* _Material shown_
● ● ●
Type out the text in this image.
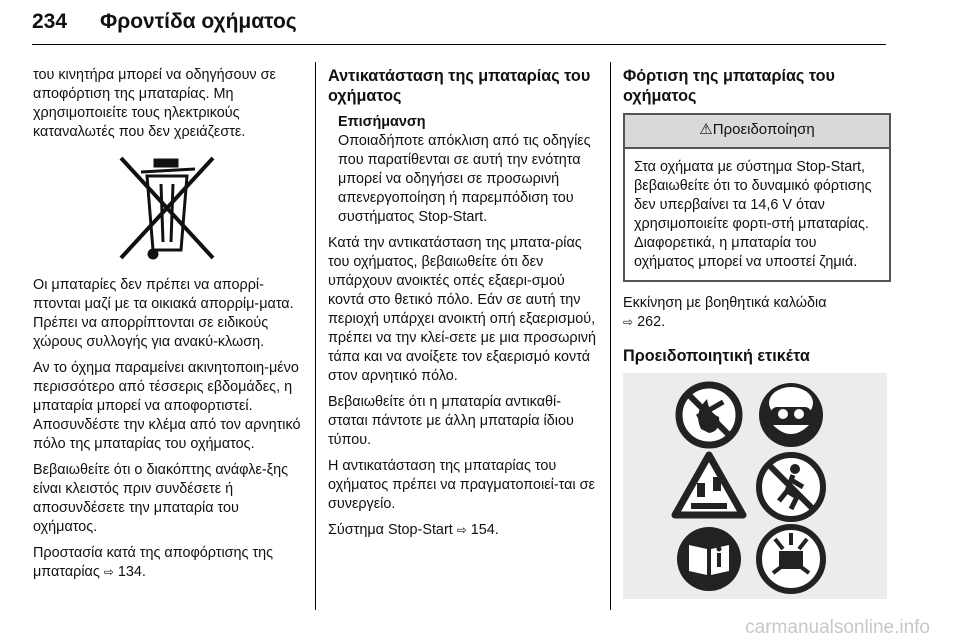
234 Φροντίδα οχήματος

του κινητήρα μπορεί να οδηγήσουν σε αποφόρτιση της μπαταρίας. Μη χρησιμοποιείτε τους ηλεκτρικούς καταναλωτές που δεν χρειάζεστε.

Οι μπαταρίες δεν πρέπει να απορρί-πτονται μαζί με τα οικιακά απορρίμ-ματα. Πρέπει να απορρίπτονται σε ειδικούς χώρους συλλογής για ανακύ-κλωση.

Αν το όχημα παραμείνει ακινητοποιη-μένο περισσότερο από τέσσερις εβδομάδες, η μπαταρία μπορεί να αποφορτιστεί. Αποσυνδέστε την κλέμα από τον αρνητικό πόλο της μπαταρίας του οχήματος.

Βεβαιωθείτε ότι ο διακόπτης ανάφλε-ξης είναι κλειστός πριν συνδέσετε ή αποσυνδέσετε την μπαταρία του οχήματος.

Προστασία κατά της αποφόρτισης της μπαταρίας ⇨ 134.

Αντικατάσταση της μπαταρίας του οχήματος
Επισήμανση
Οποιαδήποτε απόκλιση από τις οδηγίες που παρατίθενται σε αυτή την ενότητα μπορεί να οδηγήσει σε προσωρινή απενεργοποίηση ή παρεμπόδιση του συστήματος Stop-Start.

Κατά την αντικατάσταση της μπατα-ρίας του οχήματος, βεβαιωθείτε ότι δεν υπάρχουν ανοικτές οπές εξαερι-σμού κοντά στο θετικό πόλο. Εάν σε αυτή την περιοχή υπάρχει ανοικτή οπή εξαερισμού, πρέπει να την κλεί-σετε με μια προσωρινή τάπα και να ανοίξετε τον εξαερισμό κοντά στον αρνητικό πόλο.

Βεβαιωθείτε ότι η μπαταρία αντικαθί-σταται πάντοτε με άλλη μπαταρία ίδιου τύπου.

Η αντικατάσταση της μπαταρίας του οχήματος πρέπει να πραγματοποιεί-ται σε συνεργείο.

Σύστημα Stop-Start ⇨ 154.

Φόρτιση της μπαταρίας του οχήματος
⚠Προειδοποίηση
Στα οχήματα με σύστημα Stop-Start, βεβαιωθείτε ότι το δυναμικό φόρτισης δεν υπερβαίνει τα 14,6 V όταν χρησιμοποιείτε φορτι-στή μπαταρίας. Διαφορετικά, η μπαταρία του οχήματος μπορεί να υποστεί ζημιά.

Εκκίνηση με βοηθητικά καλώδια
⇨ 262.

Προειδοποιητική ετικέτα
carmanualsonline.info
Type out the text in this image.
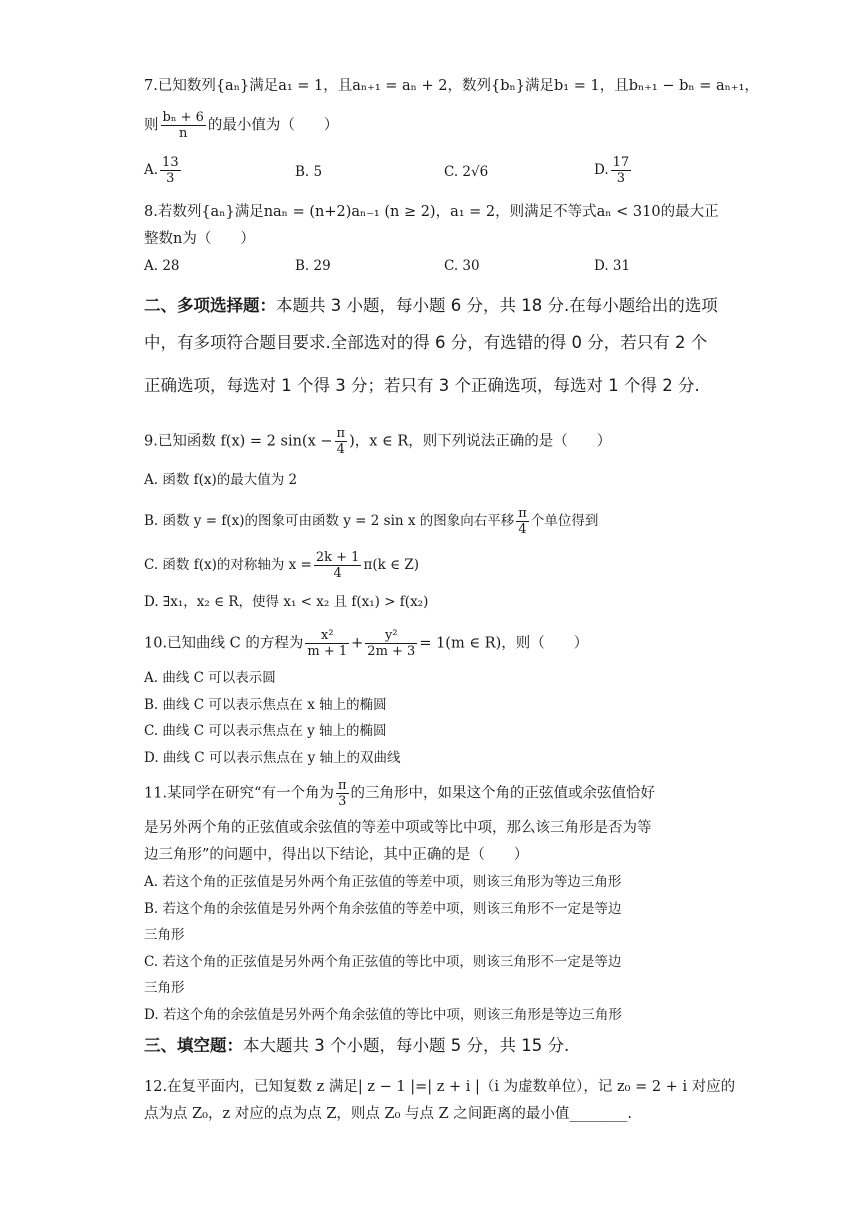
7.已知数列{aₙ}满足a₁ = 1，且aₙ₊₁ = aₙ + 2，数列{bₙ}满足b₁ = 1，且bₙ₊₁ − bₙ = aₙ₊₁，
则 $\frac{\text{bₙ + 6}}{n}$ 的最小值为（　　）
A. $\frac{13}{3}$	B. 5	C. 2√6	D. $\frac{17}{3}$
8.若数列{aₙ}满足naₙ = (n+2)aₙ₋₁ (n ≥ 2)，a₁ = 2，则满足不等式aₙ < 310的最大正
整数n为（　　）
A. 28	B. 29	C. 30	D. 31
二、多项选择题：本题共 3 小题，每小题 6 分，共 18 分.在每小题给出的选项
中，有多项符合题目要求.全部选对的得 6 分，有选错的得 0 分，若只有 2 个
正确选项，每选对 1 个得 3 分；若只有 3 个正确选项，每选对 1 个得 2 分.
9.已知函数 f(x) = 2 $\sin(x - \frac{\pi}{4}$ )，x ∈ R，则下列说法正确的是（　　）
A. 函数 f(x)的最大值为 2
B. 函数 y = f(x)的图象可由函数 y = 2 sin x 的图象向右平移 $\frac{\pi}{4}$ 个单位得到
C. 函数 f(x)的对称轴为 $x = \frac{2k + 1}{4} \pi(k$ ∈ Z)
D. ∃x₁，x₂ ∈ R，使得 x₁ < x₂ 且 f(x₁) > f(x₂)
10.已知曲线 C 的方程为 $\frac{\text{x²}}{m + 1} + \frac{\text{y²}}{2m + 3} = 1(m$ ∈ R)，则（　　）
A. 曲线 C 可以表示圆
B. 曲线 C 可以表示焦点在 x 轴上的椭圆
C. 曲线 C 可以表示焦点在 y 轴上的椭圆
D. 曲线 C 可以表示焦点在 y 轴上的双曲线
11.某同学在研究“有一个角为 $\frac{\pi}{3}$ 的三角形中，如果这个角的正弦值或余弦值恰好
是另外两个角的正弦值或余弦值的等差中项或等比中项，那么该三角形是否为等
边三角形”的问题中，得出以下结论，其中正确的是（　　）
A. 若这个角的正弦值是另外两个角正弦值的等差中项，则该三角形为等边三角形
B. 若这个角的余弦值是另外两个角余弦值的等差中项，则该三角形不一定是等边
三角形
C. 若这个角的正弦值是另外两个角正弦值的等比中项，则该三角形不一定是等边
三角形
D. 若这个角的余弦值是另外两个角余弦值的等比中项，则该三角形是等边三角形
三、填空题：本大题共 3 个小题，每小题 5 分，共 15 分.
12.在复平面内，已知复数 z 满足| z − 1 |=| z + i |（i 为虚数单位），记 z₀ = 2 + i 对应的
点为点 Z₀，z 对应的点为点 Z，则点 Z₀ 与点 Z 之间距离的最小值________.
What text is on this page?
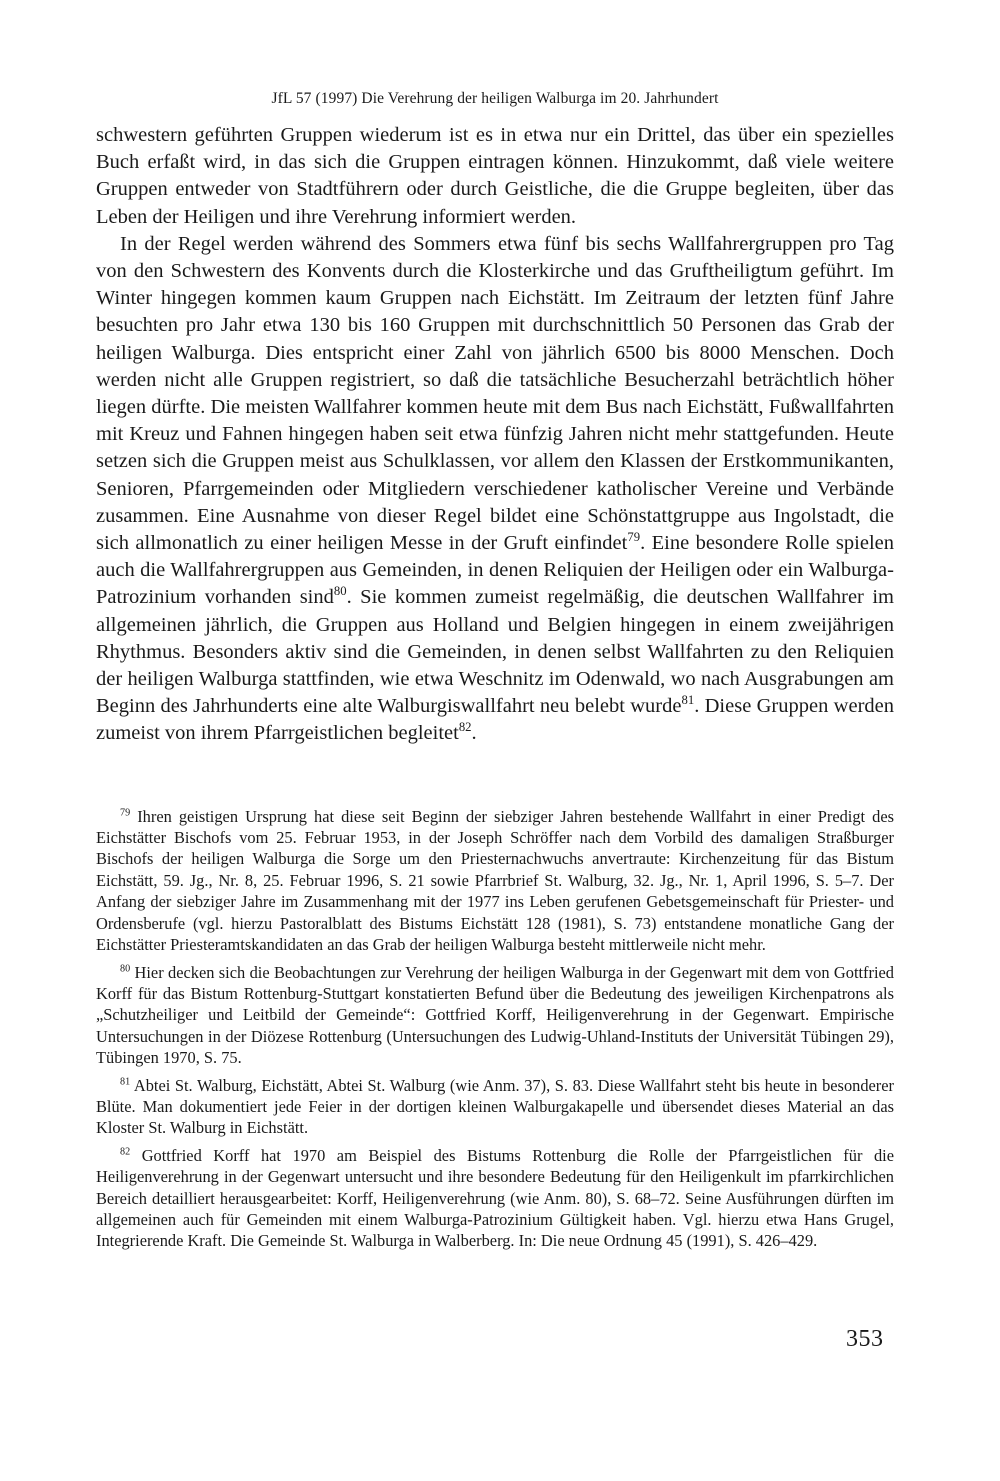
JfL 57 (1997) Die Verehrung der heiligen Walburga im 20. Jahrhundert

schwestern geführten Gruppen wiederum ist es in etwa nur ein Drittel, das über ein spezielles Buch erfaßt wird, in das sich die Gruppen eintragen können. Hinzukommt, daß viele weitere Gruppen entweder von Stadtführern oder durch Geistliche, die die Gruppe begleiten, über das Leben der Heiligen und ihre Verehrung informiert werden.

In der Regel werden während des Sommers etwa fünf bis sechs Wallfahrergruppen pro Tag von den Schwestern des Konvents durch die Klosterkirche und das Gruftheiligtum geführt. Im Winter hingegen kommen kaum Gruppen nach Eichstätt. Im Zeitraum der letzten fünf Jahre besuchten pro Jahr etwa 130 bis 160 Gruppen mit durchschnittlich 50 Personen das Grab der heiligen Walburga. Dies entspricht einer Zahl von jährlich 6500 bis 8000 Menschen. Doch werden nicht alle Gruppen registriert, so daß die tatsächliche Besucherzahl beträchtlich höher liegen dürfte. Die meisten Wallfahrer kommen heute mit dem Bus nach Eichstätt, Fußwallfahrten mit Kreuz und Fahnen hingegen haben seit etwa fünfzig Jahren nicht mehr stattgefunden. Heute setzen sich die Gruppen meist aus Schulklassen, vor allem den Klassen der Erstkommunikanten, Senioren, Pfarrgemeinden oder Mitgliedern verschiedener katholischer Vereine und Verbände zusammen. Eine Ausnahme von dieser Regel bildet eine Schönstattgruppe aus Ingolstadt, die sich allmonatlich zu einer heiligen Messe in der Gruft einfindet$^{79}$. Eine besondere Rolle spielen auch die Wallfahrergruppen aus Gemeinden, in denen Reliquien der Heiligen oder ein Walburga-Patrozinium vorhanden sind$^{80}$. Sie kommen zumeist regelmäßig, die deutschen Wallfahrer im allgemeinen jährlich, die Gruppen aus Holland und Belgien hingegen in einem zweijährigen Rhythmus. Besonders aktiv sind die Gemeinden, in denen selbst Wallfahrten zu den Reliquien der heiligen Walburga stattfinden, wie etwa Weschnitz im Odenwald, wo nach Ausgrabungen am Beginn des Jahrhunderts eine alte Walburgiswallfahrt neu belebt wurde$^{81}$. Diese Gruppen werden zumeist von ihrem Pfarrgeistlichen begleitet$^{82}$.

$^{79}$ Ihren geistigen Ursprung hat diese seit Beginn der siebziger Jahren bestehende Wallfahrt in einer Predigt des Eichstätter Bischofs vom 25. Februar 1953, in der Joseph Schröffer nach dem Vorbild des damaligen Straßburger Bischofs der heiligen Walburga die Sorge um den Priesternachwuchs anvertraute: Kirchenzeitung für das Bistum Eichstätt, 59. Jg., Nr. 8, 25. Februar 1996, S. 21 sowie Pfarrbrief St. Walburg, 32. Jg., Nr. 1, April 1996, S. 5–7. Der Anfang der siebziger Jahre im Zusammenhang mit der 1977 ins Leben gerufenen Gebetsgemeinschaft für Priester- und Ordensberufe (vgl. hierzu Pastoralblatt des Bistums Eichstätt 128 (1981), S. 73) entstandene monatliche Gang der Eichstätter Priesteramtskandidaten an das Grab der heiligen Walburga besteht mittlerweile nicht mehr.

$^{80}$ Hier decken sich die Beobachtungen zur Verehrung der heiligen Walburga in der Gegenwart mit dem von Gottfried Korff für das Bistum Rottenburg-Stuttgart konstatierten Befund über die Bedeutung des jeweiligen Kirchenpatrons als „Schutzheiliger und Leitbild der Gemeinde“: Gottfried Korff, Heiligenverehrung in der Gegenwart. Empirische Untersuchungen in der Diözese Rottenburg (Untersuchungen des Ludwig-Uhland-Instituts der Universität Tübingen 29), Tübingen 1970, S. 75.

$^{81}$ Abtei St. Walburg, Eichstätt, Abtei St. Walburg (wie Anm. 37), S. 83. Diese Wallfahrt steht bis heute in besonderer Blüte. Man dokumentiert jede Feier in der dortigen kleinen Walburgakapelle und übersendet dieses Material an das Kloster St. Walburg in Eichstätt.

$^{82}$ Gottfried Korff hat 1970 am Beispiel des Bistums Rottenburg die Rolle der Pfarrgeistlichen für die Heiligenverehrung in der Gegenwart untersucht und ihre besondere Bedeutung für den Heiligenkult im pfarrkirchlichen Bereich detailliert herausgearbeitet: Korff, Heiligenverehrung (wie Anm. 80), S. 68–72. Seine Ausführungen dürften im allgemeinen auch für Gemeinden mit einem Walburga-Patrozinium Gültigkeit haben. Vgl. hierzu etwa Hans Grugel, Integrierende Kraft. Die Gemeinde St. Walburga in Walberberg. In: Die neue Ordnung 45 (1991), S. 426–429.

353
● ● ●
* _What to work on_
In the listing above, find each line with the word "μπορεί" and copy it.

* _Solution to the problem_
του κινητήρα μπορεί να οδηγήσουν σε αποφόρτιση της μπαταρίας. Μη χρησιμοποιείτε τους ηλεκτρικούς καταναλωτές που δεν χρειάζεστε.
Αν το όχημα παραμείνει ακινητοποιη-μένο περισσότερο από τέσσερις εβδομάδες, η μπαταρία μπορεί να αποφορτιστεί. Αποσυνδέστε την κλέμα από τον αρνητικό πόλο της μπαταρίας του οχήματος.
Οποιαδήποτε απόκλιση από τις οδηγίες που παρατίθενται σε αυτή την ενότητα μπορεί να οδηγήσει σε προσωρινή απενεργοποίηση ή παρεμπόδιση του συστήματος Stop-Start.
Στα οχήματα με σύστημα Stop-Start, βεβαιωθείτε ότι το δυναμικό φόρτισης δεν υπερβαίνει τα 14,6 V όταν χρησιμοποιείτε φορτι-στή μπαταρίας. Διαφορετικά, η μπαταρία του οχήματος μπορεί να υποστεί ζημιά.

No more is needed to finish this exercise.